--- BEGIN Provided data ---

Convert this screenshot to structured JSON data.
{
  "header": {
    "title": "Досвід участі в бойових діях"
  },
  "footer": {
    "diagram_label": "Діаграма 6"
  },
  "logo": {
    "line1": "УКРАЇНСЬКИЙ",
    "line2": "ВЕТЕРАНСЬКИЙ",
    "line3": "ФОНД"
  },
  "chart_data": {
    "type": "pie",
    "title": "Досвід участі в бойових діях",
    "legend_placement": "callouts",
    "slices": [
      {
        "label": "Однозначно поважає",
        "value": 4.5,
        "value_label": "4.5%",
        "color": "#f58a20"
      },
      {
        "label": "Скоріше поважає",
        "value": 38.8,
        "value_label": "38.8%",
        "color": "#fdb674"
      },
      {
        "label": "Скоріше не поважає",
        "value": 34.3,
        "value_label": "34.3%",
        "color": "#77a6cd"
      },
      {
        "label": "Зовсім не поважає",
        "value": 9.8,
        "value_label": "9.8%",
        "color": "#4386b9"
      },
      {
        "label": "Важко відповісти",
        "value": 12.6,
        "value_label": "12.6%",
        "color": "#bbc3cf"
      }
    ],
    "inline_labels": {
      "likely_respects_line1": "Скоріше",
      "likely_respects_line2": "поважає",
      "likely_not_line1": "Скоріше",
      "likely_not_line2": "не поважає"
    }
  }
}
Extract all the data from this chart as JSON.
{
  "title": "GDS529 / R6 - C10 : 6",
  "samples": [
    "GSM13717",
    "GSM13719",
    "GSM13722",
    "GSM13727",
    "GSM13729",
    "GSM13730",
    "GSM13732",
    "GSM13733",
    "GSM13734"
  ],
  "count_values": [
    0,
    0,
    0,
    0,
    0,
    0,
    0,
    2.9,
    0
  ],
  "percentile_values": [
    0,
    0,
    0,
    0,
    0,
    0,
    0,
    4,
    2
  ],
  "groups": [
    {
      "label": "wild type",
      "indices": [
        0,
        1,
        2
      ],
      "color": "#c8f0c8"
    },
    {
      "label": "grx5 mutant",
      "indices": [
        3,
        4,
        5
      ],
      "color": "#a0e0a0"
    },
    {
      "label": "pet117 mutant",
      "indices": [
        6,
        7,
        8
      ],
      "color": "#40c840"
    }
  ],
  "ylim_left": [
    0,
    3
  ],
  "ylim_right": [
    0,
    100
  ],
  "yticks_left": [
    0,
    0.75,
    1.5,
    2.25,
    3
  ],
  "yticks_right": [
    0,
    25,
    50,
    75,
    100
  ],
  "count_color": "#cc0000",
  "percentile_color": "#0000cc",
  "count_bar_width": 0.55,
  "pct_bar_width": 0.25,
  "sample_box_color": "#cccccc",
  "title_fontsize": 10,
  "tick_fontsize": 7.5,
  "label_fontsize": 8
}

--- END Provided data ---

_Your instructions_. Quote the data in full, keeping each word unchanged.

_The completed task_.
Convert this screenshot to structured JSON data.
{
  "header": {
    "title": "Досвід участі в бойових діях"
  },
  "footer": {
    "diagram_label": "Діаграма 6"
  },
  "logo": {
    "line1": "УКРАЇНСЬКИЙ",
    "line2": "ВЕТЕРАНСЬКИЙ",
    "line3": "ФОНД"
  },
  "chart_data": {
    "type": "pie",
    "title": "Досвід участі в бойових діях",
    "legend_placement": "callouts",
    "slices": [
      {
        "label": "Однозначно поважає",
        "value": 4.5,
        "value_label": "4.5%",
        "color": "#f58a20"
      },
      {
        "label": "Скоріше поважає",
        "value": 38.8,
        "value_label": "38.8%",
        "color": "#fdb674"
      },
      {
        "label": "Скоріше не поважає",
        "value": 34.3,
        "value_label": "34.3%",
        "color": "#77a6cd"
      },
      {
        "label": "Зовсім не поважає",
        "value": 9.8,
        "value_label": "9.8%",
        "color": "#4386b9"
      },
      {
        "label": "Важко відповісти",
        "value": 12.6,
        "value_label": "12.6%",
        "color": "#bbc3cf"
      }
    ],
    "inline_labels": {
      "likely_respects_line1": "Скоріше",
      "likely_respects_line2": "поважає",
      "likely_not_line1": "Скоріше",
      "likely_not_line2": "не поважає"
    }
  }
}
Extract all the data from this chart as JSON.
{
  "title": "GDS529 / R6 - C10 : 6",
  "samples": [
    "GSM13717",
    "GSM13719",
    "GSM13722",
    "GSM13727",
    "GSM13729",
    "GSM13730",
    "GSM13732",
    "GSM13733",
    "GSM13734"
  ],
  "count_values": [
    0,
    0,
    0,
    0,
    0,
    0,
    0,
    2.9,
    0
  ],
  "percentile_values": [
    0,
    0,
    0,
    0,
    0,
    0,
    0,
    4,
    2
  ],
  "groups": [
    {
      "label": "wild type",
      "indices": [
        0,
        1,
        2
      ],
      "color": "#c8f0c8"
    },
    {
      "label": "grx5 mutant",
      "indices": [
        3,
        4,
        5
      ],
      "color": "#a0e0a0"
    },
    {
      "label": "pet117 mutant",
      "indices": [
        6,
        7,
        8
      ],
      "color": "#40c840"
    }
  ],
  "ylim_left": [
    0,
    3
  ],
  "ylim_right": [
    0,
    100
  ],
  "yticks_left": [
    0,
    0.75,
    1.5,
    2.25,
    3
  ],
  "yticks_right": [
    0,
    25,
    50,
    75,
    100
  ],
  "count_color": "#cc0000",
  "percentile_color": "#0000cc",
  "count_bar_width": 0.55,
  "pct_bar_width": 0.25,
  "sample_box_color": "#cccccc",
  "title_fontsize": 10,
  "tick_fontsize": 7.5,
  "label_fontsize": 8
}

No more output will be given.